> [TASK DETAILS]: Send back the entries below exactly as they appear.

Recorded data
+===+

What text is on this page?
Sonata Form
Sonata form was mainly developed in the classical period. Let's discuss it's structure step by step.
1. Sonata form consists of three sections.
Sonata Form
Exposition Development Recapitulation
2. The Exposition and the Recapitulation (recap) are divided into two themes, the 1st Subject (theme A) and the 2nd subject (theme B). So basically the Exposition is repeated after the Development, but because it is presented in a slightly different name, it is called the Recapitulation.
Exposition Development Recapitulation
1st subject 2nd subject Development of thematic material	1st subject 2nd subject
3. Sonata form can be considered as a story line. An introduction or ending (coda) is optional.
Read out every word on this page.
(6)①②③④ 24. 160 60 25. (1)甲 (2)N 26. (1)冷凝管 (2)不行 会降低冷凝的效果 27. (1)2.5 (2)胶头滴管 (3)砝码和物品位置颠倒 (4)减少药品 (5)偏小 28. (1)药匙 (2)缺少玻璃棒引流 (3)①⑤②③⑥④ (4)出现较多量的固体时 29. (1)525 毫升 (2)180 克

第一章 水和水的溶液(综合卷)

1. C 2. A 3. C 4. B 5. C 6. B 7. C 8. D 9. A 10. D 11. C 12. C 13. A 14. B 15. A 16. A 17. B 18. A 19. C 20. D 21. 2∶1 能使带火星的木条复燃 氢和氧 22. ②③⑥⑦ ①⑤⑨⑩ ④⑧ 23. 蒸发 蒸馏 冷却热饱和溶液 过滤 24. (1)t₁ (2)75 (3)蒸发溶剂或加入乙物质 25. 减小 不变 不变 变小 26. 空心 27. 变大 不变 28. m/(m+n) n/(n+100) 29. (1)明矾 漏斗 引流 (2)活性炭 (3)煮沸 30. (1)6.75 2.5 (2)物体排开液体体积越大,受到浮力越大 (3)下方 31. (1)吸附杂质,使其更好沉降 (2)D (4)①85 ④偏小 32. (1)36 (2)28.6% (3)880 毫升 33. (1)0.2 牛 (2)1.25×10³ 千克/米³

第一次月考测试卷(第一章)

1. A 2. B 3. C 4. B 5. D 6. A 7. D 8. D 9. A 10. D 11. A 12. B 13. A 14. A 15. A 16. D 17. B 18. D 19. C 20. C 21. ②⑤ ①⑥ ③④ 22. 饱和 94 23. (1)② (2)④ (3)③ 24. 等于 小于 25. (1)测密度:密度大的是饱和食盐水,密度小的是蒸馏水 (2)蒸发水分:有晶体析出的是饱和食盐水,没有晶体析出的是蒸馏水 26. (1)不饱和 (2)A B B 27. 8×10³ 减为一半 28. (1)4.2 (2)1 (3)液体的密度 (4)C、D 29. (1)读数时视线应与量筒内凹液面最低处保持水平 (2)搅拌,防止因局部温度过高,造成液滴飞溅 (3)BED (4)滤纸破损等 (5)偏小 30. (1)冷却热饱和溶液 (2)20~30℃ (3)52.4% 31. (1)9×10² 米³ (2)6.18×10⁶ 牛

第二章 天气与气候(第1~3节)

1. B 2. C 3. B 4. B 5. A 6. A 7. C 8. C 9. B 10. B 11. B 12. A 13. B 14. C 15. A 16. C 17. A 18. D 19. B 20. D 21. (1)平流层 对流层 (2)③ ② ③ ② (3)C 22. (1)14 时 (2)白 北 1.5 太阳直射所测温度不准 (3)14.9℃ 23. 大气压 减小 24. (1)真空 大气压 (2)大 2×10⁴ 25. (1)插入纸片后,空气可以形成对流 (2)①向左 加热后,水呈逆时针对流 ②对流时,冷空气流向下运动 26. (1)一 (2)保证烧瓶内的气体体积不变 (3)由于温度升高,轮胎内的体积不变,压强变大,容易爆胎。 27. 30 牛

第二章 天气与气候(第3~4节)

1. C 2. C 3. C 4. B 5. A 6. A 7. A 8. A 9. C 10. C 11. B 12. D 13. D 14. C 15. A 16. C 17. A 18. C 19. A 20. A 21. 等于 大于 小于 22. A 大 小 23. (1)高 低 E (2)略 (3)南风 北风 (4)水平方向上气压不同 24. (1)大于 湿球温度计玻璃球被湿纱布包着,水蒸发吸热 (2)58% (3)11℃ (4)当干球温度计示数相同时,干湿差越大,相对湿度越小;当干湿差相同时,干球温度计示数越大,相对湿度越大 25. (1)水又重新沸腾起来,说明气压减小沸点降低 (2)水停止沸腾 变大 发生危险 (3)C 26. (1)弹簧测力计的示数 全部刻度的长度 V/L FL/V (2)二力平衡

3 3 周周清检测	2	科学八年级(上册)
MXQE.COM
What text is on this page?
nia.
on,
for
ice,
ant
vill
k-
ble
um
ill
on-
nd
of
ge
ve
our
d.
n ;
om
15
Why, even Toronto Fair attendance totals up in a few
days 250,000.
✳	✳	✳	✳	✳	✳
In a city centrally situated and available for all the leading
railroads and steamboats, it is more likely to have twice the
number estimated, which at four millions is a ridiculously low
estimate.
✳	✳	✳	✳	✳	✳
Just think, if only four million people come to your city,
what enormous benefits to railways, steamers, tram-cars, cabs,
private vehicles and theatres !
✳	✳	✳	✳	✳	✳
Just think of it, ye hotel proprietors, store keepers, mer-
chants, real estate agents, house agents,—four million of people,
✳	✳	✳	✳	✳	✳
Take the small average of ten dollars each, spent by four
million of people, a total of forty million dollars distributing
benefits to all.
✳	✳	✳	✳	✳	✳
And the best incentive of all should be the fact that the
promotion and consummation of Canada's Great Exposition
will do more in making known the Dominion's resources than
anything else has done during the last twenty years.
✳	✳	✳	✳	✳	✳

+===+

> [OUTPUT]:
What text is on this page?
Sonata Form
Sonata form was mainly developed in the classical period. Let's discuss it's structure step by step.
1. Sonata form consists of three sections.
Sonata Form
Exposition Development Recapitulation
2. The Exposition and the Recapitulation (recap) are divided into two themes, the 1st Subject (theme A) and the 2nd subject (theme B). So basically the Exposition is repeated after the Development, but because it is presented in a slightly different name, it is called the Recapitulation.
Exposition Development Recapitulation
1st subject 2nd subject Development of thematic material	1st subject 2nd subject
3. Sonata form can be considered as a story line. An introduction or ending (coda) is optional.
Read out every word on this page.
(6)①②③④ 24. 160 60 25. (1)甲 (2)N 26. (1)冷凝管 (2)不行 会降低冷凝的效果 27. (1)2.5 (2)胶头滴管 (3)砝码和物品位置颠倒 (4)减少药品 (5)偏小 28. (1)药匙 (2)缺少玻璃棒引流 (3)①⑤②③⑥④ (4)出现较多量的固体时 29. (1)525 毫升 (2)180 克

第一章 水和水的溶液(综合卷)

1. C 2. A 3. C 4. B 5. C 6. B 7. C 8. D 9. A 10. D 11. C 12. C 13. A 14. B 15. A 16. A 17. B 18. A 19. C 20. D 21. 2∶1 能使带火星的木条复燃 氢和氧 22. ②③⑥⑦ ①⑤⑨⑩ ④⑧ 23. 蒸发 蒸馏 冷却热饱和溶液 过滤 24. (1)t₁ (2)75 (3)蒸发溶剂或加入乙物质 25. 减小 不变 不变 变小 26. 空心 27. 变大 不变 28. m/(m+n) n/(n+100) 29. (1)明矾 漏斗 引流 (2)活性炭 (3)煮沸 30. (1)6.75 2.5 (2)物体排开液体体积越大,受到浮力越大 (3)下方 31. (1)吸附杂质,使其更好沉降 (2)D (4)①85 ④偏小 32. (1)36 (2)28.6% (3)880 毫升 33. (1)0.2 牛 (2)1.25×10³ 千克/米³

第一次月考测试卷(第一章)

1. A 2. B 3. C 4. B 5. D 6. A 7. D 8. D 9. A 10. D 11. A 12. B 13. A 14. A 15. A 16. D 17. B 18. D 19. C 20. C 21. ②⑤ ①⑥ ③④ 22. 饱和 94 23. (1)② (2)④ (3)③ 24. 等于 小于 25. (1)测密度:密度大的是饱和食盐水,密度小的是蒸馏水 (2)蒸发水分:有晶体析出的是饱和食盐水,没有晶体析出的是蒸馏水 26. (1)不饱和 (2)A B B 27. 8×10³ 减为一半 28. (1)4.2 (2)1 (3)液体的密度 (4)C、D 29. (1)读数时视线应与量筒内凹液面最低处保持水平 (2)搅拌,防止因局部温度过高,造成液滴飞溅 (3)BED (4)滤纸破损等 (5)偏小 30. (1)冷却热饱和溶液 (2)20~30℃ (3)52.4% 31. (1)9×10² 米³ (2)6.18×10⁶ 牛

第二章 天气与气候(第1~3节)

1. B 2. C 3. B 4. B 5. A 6. A 7. C 8. C 9. B 10. B 11. B 12. A 13. B 14. C 15. A 16. C 17. A 18. D 19. B 20. D 21. (1)平流层 对流层 (2)③ ② ③ ② (3)C 22. (1)14 时 (2)白 北 1.5 太阳直射所测温度不准 (3)14.9℃ 23. 大气压 减小 24. (1)真空 大气压 (2)大 2×10⁴ 25. (1)插入纸片后,空气可以形成对流 (2)①向左 加热后,水呈逆时针对流 ②对流时,冷空气流向下运动 26. (1)一 (2)保证烧瓶内的气体体积不变 (3)由于温度升高,轮胎内的体积不变,压强变大,容易爆胎。 27. 30 牛

第二章 天气与气候(第3~4节)

1. C 2. C 3. C 4. B 5. A 6. A 7. A 8. A 9. C 10. C 11. B 12. D 13. D 14. C 15. A 16. C 17. A 18. C 19. A 20. A 21. 等于 大于 小于 22. A 大 小 23. (1)高 低 E (2)略 (3)南风 北风 (4)水平方向上气压不同 24. (1)大于 湿球温度计玻璃球被湿纱布包着,水蒸发吸热 (2)58% (3)11℃ (4)当干球温度计示数相同时,干湿差越大,相对湿度越小;当干湿差相同时,干球温度计示数越大,相对湿度越大 25. (1)水又重新沸腾起来,说明气压减小沸点降低 (2)水停止沸腾 变大 发生危险 (3)C 26. (1)弹簧测力计的示数 全部刻度的长度 V/L FL/V (2)二力平衡

3 3 周周清检测	2	科学八年级(上册)
MXQE.COM
What text is on this page?
nia.
on,
for
ice,
ant
vill
k-
ble
um
ill
on-
nd
of
ge
ve
our
d.
n ;
om
15
Why, even Toronto Fair attendance totals up in a few
days 250,000.
✳	✳	✳	✳	✳	✳
In a city centrally situated and available for all the leading
railroads and steamboats, it is more likely to have twice the
number estimated, which at four millions is a ridiculously low
estimate.
✳	✳	✳	✳	✳	✳
Just think, if only four million people come to your city,
what enormous benefits to railways, steamers, tram-cars, cabs,
private vehicles and theatres !
✳	✳	✳	✳	✳	✳
Just think of it, ye hotel proprietors, store keepers, mer-
chants, real estate agents, house agents,—four million of people,
✳	✳	✳	✳	✳	✳
Take the small average of ten dollars each, spent by four
million of people, a total of forty million dollars distributing
benefits to all.
✳	✳	✳	✳	✳	✳
And the best incentive of all should be the fact that the
promotion and consummation of Canada's Great Exposition
will do more in making known the Dominion's resources than
anything else has done during the last twenty years.
✳	✳	✳	✳	✳	✳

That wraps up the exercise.